◆ Records for this task
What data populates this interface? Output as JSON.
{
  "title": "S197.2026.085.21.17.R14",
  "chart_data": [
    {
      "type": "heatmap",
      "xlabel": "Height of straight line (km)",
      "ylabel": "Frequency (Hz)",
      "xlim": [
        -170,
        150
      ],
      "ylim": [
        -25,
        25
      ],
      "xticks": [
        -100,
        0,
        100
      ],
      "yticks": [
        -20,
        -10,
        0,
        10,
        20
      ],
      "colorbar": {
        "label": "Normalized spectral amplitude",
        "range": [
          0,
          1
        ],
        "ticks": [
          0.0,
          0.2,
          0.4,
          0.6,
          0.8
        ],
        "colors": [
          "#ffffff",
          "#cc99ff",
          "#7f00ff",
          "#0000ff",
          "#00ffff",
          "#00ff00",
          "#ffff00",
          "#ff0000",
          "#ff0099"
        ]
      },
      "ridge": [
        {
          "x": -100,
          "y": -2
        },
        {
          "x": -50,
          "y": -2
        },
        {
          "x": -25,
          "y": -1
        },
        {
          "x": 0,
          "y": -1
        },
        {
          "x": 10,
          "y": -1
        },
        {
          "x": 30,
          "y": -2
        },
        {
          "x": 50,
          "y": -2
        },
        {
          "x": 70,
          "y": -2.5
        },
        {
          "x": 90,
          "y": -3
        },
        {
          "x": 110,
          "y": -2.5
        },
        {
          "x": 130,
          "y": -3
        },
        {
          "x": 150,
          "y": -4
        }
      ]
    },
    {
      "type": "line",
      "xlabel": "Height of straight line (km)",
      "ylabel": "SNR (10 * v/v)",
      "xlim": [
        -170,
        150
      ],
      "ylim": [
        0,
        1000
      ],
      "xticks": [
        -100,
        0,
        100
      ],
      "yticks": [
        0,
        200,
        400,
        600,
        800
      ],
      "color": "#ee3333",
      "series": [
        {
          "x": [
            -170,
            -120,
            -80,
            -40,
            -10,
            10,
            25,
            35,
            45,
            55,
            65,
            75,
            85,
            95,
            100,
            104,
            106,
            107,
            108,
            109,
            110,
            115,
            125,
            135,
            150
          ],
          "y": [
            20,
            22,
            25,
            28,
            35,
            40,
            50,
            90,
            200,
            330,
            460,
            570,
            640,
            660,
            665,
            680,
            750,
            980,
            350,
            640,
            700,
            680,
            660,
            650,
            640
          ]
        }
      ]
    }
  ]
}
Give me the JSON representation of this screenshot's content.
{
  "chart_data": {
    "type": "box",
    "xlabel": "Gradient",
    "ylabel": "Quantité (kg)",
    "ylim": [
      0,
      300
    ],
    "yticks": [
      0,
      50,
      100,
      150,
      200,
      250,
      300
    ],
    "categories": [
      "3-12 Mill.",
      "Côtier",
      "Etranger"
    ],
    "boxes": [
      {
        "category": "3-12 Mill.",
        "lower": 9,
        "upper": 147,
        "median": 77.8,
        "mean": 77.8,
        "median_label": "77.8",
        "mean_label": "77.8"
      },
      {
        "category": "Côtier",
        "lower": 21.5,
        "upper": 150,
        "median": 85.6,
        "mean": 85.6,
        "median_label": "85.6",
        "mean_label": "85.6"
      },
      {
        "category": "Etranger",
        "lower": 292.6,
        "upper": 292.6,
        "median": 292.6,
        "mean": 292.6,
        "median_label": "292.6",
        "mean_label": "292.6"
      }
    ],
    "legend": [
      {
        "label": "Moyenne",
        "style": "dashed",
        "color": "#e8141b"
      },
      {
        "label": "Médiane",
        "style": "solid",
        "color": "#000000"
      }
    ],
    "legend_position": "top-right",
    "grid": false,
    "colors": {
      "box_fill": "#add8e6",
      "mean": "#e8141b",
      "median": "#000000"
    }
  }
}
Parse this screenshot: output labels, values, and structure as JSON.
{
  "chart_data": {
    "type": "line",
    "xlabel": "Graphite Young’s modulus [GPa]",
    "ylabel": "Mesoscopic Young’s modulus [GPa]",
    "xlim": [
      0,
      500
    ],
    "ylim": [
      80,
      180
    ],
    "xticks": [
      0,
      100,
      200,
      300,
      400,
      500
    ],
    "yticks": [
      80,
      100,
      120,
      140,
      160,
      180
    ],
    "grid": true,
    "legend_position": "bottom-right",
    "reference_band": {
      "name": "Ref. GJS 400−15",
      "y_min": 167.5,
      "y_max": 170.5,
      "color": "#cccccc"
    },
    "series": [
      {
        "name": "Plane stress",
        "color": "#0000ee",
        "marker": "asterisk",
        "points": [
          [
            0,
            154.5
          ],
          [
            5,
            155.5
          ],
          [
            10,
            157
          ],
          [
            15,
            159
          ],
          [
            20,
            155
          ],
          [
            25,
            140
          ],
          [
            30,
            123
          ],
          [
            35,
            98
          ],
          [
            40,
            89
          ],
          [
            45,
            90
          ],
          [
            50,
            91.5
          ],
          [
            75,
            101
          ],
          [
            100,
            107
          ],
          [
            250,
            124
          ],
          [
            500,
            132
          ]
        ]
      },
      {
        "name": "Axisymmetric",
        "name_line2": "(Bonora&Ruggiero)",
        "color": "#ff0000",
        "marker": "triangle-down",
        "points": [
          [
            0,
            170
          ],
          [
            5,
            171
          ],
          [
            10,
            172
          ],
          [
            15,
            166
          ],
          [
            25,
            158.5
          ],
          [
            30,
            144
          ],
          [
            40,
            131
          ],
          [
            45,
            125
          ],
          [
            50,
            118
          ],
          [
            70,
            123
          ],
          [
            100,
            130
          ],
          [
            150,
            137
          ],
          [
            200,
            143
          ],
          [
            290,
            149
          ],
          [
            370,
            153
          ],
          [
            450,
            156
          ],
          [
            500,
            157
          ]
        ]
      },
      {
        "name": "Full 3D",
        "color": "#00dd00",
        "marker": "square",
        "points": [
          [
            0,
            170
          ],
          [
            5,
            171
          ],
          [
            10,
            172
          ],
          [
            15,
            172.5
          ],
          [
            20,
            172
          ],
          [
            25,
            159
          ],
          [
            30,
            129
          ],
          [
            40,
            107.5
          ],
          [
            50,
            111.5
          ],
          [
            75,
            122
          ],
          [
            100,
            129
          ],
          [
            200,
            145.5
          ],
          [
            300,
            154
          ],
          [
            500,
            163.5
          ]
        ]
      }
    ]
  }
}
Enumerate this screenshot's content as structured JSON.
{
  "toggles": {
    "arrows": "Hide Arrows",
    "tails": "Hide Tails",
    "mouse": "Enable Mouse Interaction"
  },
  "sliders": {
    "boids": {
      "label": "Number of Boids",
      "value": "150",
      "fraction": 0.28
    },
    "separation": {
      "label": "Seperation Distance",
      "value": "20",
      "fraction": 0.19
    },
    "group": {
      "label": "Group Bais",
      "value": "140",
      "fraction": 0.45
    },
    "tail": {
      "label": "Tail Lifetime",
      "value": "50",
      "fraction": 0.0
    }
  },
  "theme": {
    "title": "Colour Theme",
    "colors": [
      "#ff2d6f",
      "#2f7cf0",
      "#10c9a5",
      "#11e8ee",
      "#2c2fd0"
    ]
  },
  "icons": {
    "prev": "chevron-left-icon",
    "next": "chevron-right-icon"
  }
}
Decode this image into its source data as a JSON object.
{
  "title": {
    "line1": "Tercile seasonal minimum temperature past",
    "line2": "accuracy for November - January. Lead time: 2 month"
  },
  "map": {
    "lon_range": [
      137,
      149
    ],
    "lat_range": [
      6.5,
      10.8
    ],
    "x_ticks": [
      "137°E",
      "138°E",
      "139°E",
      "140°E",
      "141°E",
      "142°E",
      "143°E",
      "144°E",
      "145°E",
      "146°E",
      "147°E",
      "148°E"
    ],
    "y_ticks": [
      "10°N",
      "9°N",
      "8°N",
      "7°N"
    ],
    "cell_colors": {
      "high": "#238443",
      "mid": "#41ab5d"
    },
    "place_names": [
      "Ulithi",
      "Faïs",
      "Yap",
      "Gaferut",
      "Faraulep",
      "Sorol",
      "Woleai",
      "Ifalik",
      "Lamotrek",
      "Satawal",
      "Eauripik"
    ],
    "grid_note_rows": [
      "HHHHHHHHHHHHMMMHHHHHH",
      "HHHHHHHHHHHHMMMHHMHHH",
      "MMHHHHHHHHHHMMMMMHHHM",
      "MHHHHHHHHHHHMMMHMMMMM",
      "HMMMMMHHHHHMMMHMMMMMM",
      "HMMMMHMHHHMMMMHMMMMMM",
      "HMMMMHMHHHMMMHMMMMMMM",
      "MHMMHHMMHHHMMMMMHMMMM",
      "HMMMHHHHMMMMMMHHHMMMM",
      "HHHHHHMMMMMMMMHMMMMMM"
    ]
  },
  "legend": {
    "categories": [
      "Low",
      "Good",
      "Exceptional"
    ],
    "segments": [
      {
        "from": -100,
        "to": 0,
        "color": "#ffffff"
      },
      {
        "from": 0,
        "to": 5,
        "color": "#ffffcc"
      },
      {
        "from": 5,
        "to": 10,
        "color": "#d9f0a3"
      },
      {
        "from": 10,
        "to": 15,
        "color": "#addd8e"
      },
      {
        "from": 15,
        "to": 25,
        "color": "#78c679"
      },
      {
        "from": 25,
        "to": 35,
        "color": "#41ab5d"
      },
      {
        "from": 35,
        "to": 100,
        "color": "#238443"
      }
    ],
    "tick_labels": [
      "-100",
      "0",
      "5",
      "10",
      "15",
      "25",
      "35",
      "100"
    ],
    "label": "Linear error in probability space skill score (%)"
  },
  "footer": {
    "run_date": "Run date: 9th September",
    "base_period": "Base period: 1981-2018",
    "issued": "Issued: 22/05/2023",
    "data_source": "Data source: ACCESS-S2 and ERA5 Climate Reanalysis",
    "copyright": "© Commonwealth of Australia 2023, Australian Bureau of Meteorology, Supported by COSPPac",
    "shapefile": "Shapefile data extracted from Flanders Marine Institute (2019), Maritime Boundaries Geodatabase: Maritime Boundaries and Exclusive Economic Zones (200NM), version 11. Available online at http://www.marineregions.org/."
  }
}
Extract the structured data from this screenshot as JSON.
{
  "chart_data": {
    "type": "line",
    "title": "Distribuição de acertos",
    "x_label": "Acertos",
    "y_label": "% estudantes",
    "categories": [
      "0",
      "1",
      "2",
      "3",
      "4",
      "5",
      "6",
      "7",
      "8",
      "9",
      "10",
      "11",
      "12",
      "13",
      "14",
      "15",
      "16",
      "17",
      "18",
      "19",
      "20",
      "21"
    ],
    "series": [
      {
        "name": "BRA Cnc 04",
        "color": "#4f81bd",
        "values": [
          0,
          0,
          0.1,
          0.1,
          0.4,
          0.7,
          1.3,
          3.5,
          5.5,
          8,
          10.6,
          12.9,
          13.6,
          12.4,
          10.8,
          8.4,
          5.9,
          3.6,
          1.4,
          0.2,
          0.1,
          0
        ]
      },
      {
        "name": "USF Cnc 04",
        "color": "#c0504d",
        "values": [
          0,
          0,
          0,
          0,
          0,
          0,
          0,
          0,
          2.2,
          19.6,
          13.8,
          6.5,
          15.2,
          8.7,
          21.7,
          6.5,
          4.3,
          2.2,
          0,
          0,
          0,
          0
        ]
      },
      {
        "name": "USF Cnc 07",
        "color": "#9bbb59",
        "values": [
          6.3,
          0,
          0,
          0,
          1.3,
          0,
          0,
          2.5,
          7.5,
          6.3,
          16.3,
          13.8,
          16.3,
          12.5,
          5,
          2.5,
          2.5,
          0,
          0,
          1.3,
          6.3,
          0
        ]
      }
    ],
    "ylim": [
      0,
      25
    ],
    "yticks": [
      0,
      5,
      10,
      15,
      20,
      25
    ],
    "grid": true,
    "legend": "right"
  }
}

◆ What the task asks
Show each line of the listing that holds the string "fraction".

◆ Exercise output
      "fraction": 0.28
      "fraction": 0.19
      "fraction": 0.45
      "fraction": 0.0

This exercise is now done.